The listing below must be repeated word for word, with its images excluded.
....
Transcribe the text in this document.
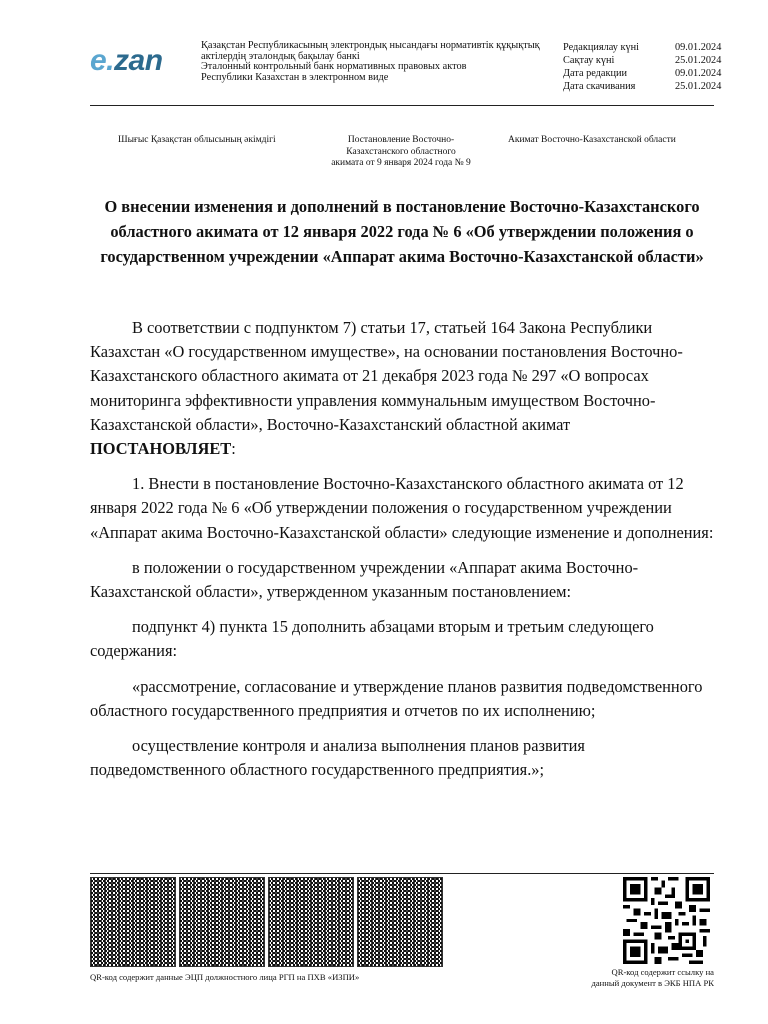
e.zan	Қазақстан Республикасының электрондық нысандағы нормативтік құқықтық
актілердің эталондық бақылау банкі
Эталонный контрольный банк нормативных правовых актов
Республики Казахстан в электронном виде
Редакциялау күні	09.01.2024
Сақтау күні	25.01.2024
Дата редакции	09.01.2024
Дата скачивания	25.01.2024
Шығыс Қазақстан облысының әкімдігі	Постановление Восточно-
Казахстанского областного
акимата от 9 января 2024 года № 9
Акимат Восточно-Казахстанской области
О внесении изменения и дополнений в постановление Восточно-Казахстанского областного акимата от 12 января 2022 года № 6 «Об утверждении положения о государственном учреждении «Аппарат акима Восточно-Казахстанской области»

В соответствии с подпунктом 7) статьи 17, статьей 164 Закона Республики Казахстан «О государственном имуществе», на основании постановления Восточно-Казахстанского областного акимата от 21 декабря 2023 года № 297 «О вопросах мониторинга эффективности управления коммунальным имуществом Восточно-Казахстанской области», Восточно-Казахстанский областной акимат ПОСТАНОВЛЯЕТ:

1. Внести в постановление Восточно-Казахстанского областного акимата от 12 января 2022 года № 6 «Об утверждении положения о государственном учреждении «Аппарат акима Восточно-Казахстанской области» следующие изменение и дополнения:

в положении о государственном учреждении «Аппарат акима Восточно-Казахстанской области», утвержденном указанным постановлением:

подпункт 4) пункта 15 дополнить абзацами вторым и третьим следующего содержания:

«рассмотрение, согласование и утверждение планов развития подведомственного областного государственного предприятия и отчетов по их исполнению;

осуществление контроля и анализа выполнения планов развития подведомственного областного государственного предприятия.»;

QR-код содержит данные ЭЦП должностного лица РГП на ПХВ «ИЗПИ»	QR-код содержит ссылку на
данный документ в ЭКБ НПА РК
....
## RESULT FOR THIS TASK
Transcribe the text in this document.
e.zan	Қазақстан Республикасының электрондық нысандағы нормативтік құқықтық
актілердің эталондық бақылау банкі
Эталонный контрольный банк нормативных правовых актов
Республики Казахстан в электронном виде
Редакциялау күні	09.01.2024
Сақтау күні	25.01.2024
Дата редакции	09.01.2024
Дата скачивания	25.01.2024
Шығыс Қазақстан облысының әкімдігі	Постановление Восточно-
Казахстанского областного
акимата от 9 января 2024 года № 9
Акимат Восточно-Казахстанской области
О внесении изменения и дополнений в постановление Восточно-Казахстанского областного акимата от 12 января 2022 года № 6 «Об утверждении положения о государственном учреждении «Аппарат акима Восточно-Казахстанской области»

В соответствии с подпунктом 7) статьи 17, статьей 164 Закона Республики Казахстан «О государственном имуществе», на основании постановления Восточно-Казахстанского областного акимата от 21 декабря 2023 года № 297 «О вопросах мониторинга эффективности управления коммунальным имуществом Восточно-Казахстанской области», Восточно-Казахстанский областной акимат ПОСТАНОВЛЯЕТ:

1. Внести в постановление Восточно-Казахстанского областного акимата от 12 января 2022 года № 6 «Об утверждении положения о государственном учреждении «Аппарат акима Восточно-Казахстанской области» следующие изменение и дополнения:

в положении о государственном учреждении «Аппарат акима Восточно-Казахстанской области», утвержденном указанным постановлением:

подпункт 4) пункта 15 дополнить абзацами вторым и третьим следующего содержания:

«рассмотрение, согласование и утверждение планов развития подведомственного областного государственного предприятия и отчетов по их исполнению;

осуществление контроля и анализа выполнения планов развития подведомственного областного государственного предприятия.»;

QR-код содержит данные ЭЦП должностного лица РГП на ПХВ «ИЗПИ»	QR-код содержит ссылку на
данный документ в ЭКБ НПА РК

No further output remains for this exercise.